* [Work instructions] Your task is to filter the data below down to the lines holding "JSON".

* [Records to process]
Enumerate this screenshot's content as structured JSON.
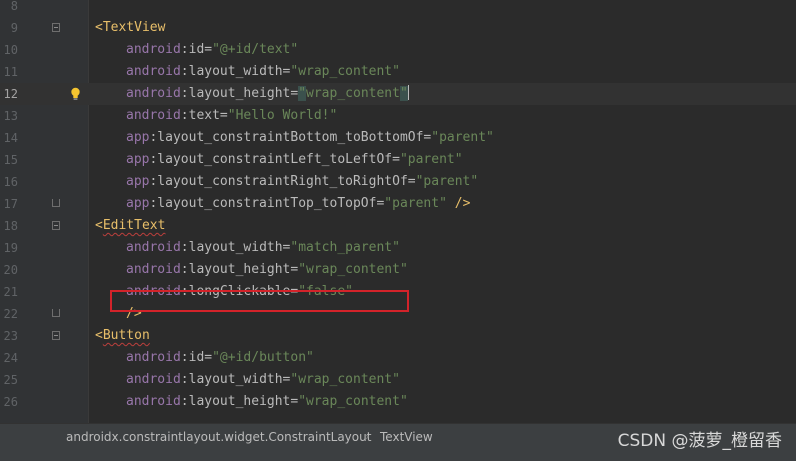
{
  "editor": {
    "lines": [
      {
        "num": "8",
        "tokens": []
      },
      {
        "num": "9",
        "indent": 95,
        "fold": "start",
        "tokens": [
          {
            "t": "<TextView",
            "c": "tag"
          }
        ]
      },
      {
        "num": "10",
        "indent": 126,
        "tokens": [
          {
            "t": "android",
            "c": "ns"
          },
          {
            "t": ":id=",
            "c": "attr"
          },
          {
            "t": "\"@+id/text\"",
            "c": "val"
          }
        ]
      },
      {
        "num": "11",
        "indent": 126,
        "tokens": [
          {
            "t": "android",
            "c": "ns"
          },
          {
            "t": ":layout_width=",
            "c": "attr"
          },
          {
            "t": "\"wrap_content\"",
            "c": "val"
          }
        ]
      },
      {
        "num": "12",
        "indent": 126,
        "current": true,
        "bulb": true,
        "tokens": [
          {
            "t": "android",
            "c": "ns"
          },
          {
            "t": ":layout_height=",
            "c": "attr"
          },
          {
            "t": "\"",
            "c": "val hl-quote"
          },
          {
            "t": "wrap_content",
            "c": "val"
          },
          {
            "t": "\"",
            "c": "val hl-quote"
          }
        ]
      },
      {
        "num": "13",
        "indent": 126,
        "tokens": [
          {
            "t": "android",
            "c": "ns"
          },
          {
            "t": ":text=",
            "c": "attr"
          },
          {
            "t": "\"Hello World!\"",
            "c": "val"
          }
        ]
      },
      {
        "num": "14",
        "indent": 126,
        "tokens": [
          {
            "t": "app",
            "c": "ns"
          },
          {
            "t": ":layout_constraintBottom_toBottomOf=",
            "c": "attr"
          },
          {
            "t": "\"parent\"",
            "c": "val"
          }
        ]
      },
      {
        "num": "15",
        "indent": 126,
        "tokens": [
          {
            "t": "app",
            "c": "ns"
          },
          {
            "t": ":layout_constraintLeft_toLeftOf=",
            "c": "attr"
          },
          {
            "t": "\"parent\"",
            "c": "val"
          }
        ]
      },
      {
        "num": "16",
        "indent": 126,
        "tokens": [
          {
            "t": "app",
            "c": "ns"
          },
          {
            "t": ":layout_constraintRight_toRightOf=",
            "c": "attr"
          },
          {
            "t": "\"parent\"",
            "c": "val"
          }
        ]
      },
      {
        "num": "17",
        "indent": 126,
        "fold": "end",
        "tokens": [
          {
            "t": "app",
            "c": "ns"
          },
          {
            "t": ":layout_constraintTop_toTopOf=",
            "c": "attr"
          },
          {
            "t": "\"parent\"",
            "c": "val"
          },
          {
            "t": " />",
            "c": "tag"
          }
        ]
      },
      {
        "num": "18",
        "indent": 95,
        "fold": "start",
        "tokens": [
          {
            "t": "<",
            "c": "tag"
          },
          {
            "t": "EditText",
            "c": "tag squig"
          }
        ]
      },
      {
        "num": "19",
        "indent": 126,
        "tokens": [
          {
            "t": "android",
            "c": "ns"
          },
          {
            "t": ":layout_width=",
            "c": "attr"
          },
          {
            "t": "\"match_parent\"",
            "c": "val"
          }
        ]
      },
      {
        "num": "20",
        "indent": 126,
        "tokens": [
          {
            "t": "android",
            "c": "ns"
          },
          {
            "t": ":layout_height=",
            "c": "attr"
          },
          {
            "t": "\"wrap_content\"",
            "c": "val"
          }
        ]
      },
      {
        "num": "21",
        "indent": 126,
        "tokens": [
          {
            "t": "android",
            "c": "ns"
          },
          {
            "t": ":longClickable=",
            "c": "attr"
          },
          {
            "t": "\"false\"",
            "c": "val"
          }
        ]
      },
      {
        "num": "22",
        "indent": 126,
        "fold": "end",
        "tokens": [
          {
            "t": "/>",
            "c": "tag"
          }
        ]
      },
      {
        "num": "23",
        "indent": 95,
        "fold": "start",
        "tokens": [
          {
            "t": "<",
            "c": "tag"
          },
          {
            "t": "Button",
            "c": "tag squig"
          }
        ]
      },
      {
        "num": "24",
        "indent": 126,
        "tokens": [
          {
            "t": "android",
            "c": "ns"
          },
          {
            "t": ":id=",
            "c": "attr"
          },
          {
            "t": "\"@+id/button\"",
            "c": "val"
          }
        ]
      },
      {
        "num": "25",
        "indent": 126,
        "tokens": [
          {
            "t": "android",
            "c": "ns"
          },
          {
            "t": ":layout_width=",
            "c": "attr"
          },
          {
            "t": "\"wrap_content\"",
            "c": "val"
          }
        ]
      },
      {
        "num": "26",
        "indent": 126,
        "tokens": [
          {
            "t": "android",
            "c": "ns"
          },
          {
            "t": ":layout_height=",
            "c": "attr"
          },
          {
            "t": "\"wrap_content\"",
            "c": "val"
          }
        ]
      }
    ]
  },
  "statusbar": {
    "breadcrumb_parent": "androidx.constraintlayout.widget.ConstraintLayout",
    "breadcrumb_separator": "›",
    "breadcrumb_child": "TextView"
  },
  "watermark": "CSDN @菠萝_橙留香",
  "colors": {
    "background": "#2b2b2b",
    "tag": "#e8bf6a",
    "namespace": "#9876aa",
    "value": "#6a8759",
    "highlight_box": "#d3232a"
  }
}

--

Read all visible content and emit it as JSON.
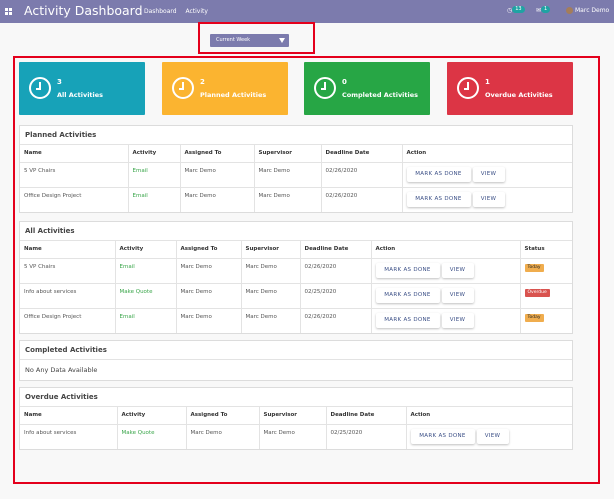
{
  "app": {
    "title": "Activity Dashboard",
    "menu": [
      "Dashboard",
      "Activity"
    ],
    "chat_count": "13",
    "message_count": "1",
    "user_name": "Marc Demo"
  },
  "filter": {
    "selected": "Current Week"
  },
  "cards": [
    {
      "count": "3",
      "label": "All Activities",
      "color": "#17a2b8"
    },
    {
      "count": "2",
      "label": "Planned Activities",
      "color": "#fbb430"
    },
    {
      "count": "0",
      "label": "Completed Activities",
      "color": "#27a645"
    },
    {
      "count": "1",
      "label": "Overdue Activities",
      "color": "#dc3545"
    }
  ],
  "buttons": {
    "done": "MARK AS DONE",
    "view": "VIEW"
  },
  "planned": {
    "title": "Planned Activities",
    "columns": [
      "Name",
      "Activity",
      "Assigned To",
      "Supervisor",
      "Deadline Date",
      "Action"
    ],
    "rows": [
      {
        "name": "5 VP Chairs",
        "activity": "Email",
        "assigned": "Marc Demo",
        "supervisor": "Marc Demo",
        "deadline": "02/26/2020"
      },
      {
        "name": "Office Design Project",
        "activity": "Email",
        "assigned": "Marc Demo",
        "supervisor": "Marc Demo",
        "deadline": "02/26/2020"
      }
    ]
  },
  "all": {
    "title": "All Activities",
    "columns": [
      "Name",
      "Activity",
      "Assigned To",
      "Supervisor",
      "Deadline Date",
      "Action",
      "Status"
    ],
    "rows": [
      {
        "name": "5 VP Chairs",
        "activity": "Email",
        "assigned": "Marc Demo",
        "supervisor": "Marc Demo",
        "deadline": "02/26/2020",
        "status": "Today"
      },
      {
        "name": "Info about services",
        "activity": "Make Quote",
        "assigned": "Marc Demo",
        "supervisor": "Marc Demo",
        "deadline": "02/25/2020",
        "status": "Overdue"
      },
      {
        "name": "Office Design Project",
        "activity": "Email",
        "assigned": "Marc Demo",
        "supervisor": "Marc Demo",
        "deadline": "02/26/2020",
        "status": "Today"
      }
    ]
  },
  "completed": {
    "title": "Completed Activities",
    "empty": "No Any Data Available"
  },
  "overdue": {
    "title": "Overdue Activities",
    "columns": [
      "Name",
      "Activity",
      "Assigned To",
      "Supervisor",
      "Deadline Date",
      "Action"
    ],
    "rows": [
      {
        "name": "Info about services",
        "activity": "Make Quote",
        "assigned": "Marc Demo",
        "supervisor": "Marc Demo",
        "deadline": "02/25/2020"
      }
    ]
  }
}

* [Result of this exercise]
Enumerate this screenshot's content as structured JSON.
Read all visible content and emit it as JSON.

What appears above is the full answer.